**Short task:**
Can you set out every line of the records below as a numbered list, skipping blank lines and leaving the pictures out?

**Listed entries:**
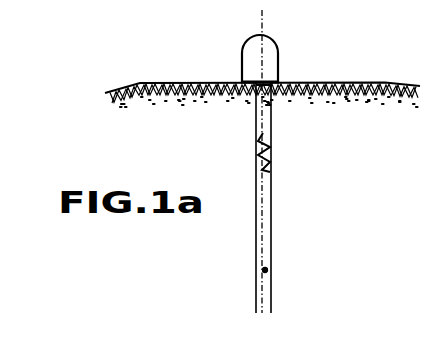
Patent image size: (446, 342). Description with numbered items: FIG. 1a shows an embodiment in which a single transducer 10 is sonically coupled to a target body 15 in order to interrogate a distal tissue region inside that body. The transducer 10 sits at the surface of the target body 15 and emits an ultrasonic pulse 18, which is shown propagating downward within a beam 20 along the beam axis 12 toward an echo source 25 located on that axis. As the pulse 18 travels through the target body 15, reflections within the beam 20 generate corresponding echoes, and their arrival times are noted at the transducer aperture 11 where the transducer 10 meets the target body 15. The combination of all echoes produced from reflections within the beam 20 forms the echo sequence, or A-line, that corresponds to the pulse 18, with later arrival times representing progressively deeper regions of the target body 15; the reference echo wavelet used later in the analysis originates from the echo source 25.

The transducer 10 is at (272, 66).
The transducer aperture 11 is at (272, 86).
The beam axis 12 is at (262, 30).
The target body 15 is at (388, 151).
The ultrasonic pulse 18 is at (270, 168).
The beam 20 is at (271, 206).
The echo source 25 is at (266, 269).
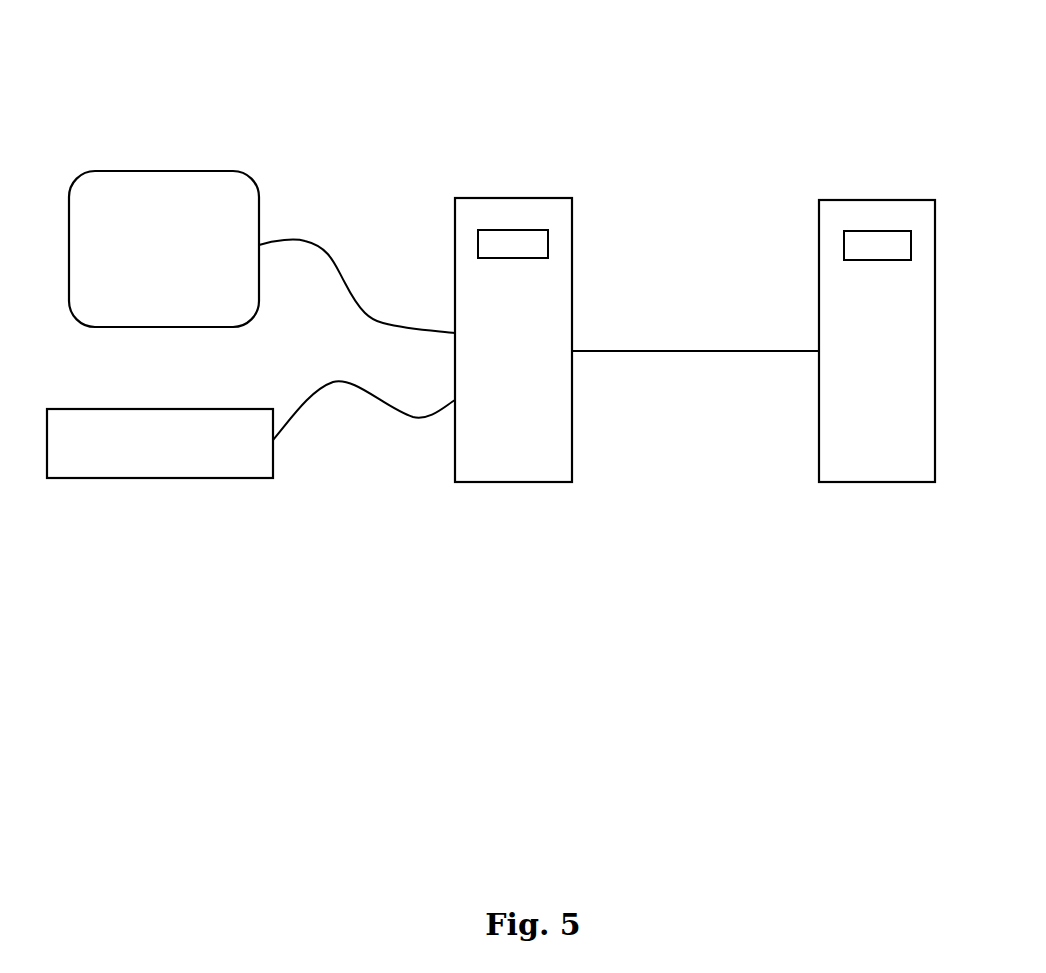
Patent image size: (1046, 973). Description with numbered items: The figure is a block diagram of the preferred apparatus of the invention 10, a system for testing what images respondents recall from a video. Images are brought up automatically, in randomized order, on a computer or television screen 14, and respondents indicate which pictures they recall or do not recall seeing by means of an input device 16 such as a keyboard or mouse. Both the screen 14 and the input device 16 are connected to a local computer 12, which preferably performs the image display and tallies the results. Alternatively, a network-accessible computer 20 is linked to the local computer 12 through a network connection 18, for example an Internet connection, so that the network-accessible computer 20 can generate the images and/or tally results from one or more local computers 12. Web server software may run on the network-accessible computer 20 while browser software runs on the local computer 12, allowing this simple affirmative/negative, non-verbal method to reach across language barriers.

**Exercise answer:**
1. Patent image size: (446, 342). Description with numbered items: FIG. 1a shows an embodiment in which a single transducer 10 is sonically coupled to a target body 15 in order to interrogate a distal tissue region inside that body. The transducer 10 sits at the surface of the target body 15 and emits an ultrasonic pulse 18, which is shown propagating downward within a beam 20 along the beam axis 12 toward an echo source 25 located on that axis. As the pulse 18 travels through the target body 15, reflections within the beam 20 generate corresponding echoes, and their arrival times are noted at the transducer aperture 11 where the transducer 10 meets the target body 15. The combination of all echoes produced from reflections within the beam 20 forms the echo sequence, or A-line, that corresponds to the pulse 18, with later arrival times representing progressively deeper regions of the target body 15; the reference echo wavelet used later in the analysis originates from the echo source 25.
2. The transducer 10 is at (272, 66).
3. The transducer aperture 11 is at (272, 86).
4. The beam axis 12 is at (262, 30).
5. The target body 15 is at (388, 151).
6. The ultrasonic pulse 18 is at (270, 168).
7. The beam 20 is at (271, 206).
8. The echo source 25 is at (266, 269).
9. Patent image size: (1046, 973). Description with numbered items: The figure is a block diagram of the preferred apparatus of the invention 10, a system for testing what images respondents recall from a video. Images are brought up automatically, in randomized order, on a computer or television screen 14, and respondents indicate which pictures they recall or do not recall seeing by means of an input device 16 such as a keyboard or mouse. Both the screen 14 and the input device 16 are connected to a local computer 12, which preferably performs the image display and tallies the results. Alternatively, a network-accessible computer 20 is linked to the local computer 12 through a network connection 18, for example an Internet connection, so that the network-accessible computer 20 can generate the images and/or tally results from one or more local computers 12. Web server software may run on the network-accessible computer 20 while browser software runs on the local computer 12, allowing this simple affirmative/negative, non-verbal method to reach across language barriers.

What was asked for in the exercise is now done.